• [What needs to be done] Print all entries precisely as they are written.

Records that describe figures:
--------------------

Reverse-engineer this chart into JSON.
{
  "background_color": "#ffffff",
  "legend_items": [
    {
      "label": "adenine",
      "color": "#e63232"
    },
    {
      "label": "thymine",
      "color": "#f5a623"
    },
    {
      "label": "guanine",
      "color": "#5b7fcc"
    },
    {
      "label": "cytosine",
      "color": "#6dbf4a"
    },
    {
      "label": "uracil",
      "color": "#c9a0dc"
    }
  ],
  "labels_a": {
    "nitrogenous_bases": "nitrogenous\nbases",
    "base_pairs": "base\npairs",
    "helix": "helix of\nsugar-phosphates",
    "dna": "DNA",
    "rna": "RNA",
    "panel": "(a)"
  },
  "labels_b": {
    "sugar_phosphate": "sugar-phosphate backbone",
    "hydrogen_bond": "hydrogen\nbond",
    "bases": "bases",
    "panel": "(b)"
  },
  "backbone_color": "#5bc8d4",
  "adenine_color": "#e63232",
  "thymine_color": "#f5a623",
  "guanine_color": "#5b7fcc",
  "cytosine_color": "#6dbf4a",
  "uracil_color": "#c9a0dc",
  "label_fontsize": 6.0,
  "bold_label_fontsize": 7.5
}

--------------------

• [Result of the task]
Reverse-engineer this chart into JSON.
{
  "background_color": "#ffffff",
  "legend_items": [
    {
      "label": "adenine",
      "color": "#e63232"
    },
    {
      "label": "thymine",
      "color": "#f5a623"
    },
    {
      "label": "guanine",
      "color": "#5b7fcc"
    },
    {
      "label": "cytosine",
      "color": "#6dbf4a"
    },
    {
      "label": "uracil",
      "color": "#c9a0dc"
    }
  ],
  "labels_a": {
    "nitrogenous_bases": "nitrogenous\nbases",
    "base_pairs": "base\npairs",
    "helix": "helix of\nsugar-phosphates",
    "dna": "DNA",
    "rna": "RNA",
    "panel": "(a)"
  },
  "labels_b": {
    "sugar_phosphate": "sugar-phosphate backbone",
    "hydrogen_bond": "hydrogen\nbond",
    "bases": "bases",
    "panel": "(b)"
  },
  "backbone_color": "#5bc8d4",
  "adenine_color": "#e63232",
  "thymine_color": "#f5a623",
  "guanine_color": "#5b7fcc",
  "cytosine_color": "#6dbf4a",
  "uracil_color": "#c9a0dc",
  "label_fontsize": 6.0,
  "bold_label_fontsize": 7.5
}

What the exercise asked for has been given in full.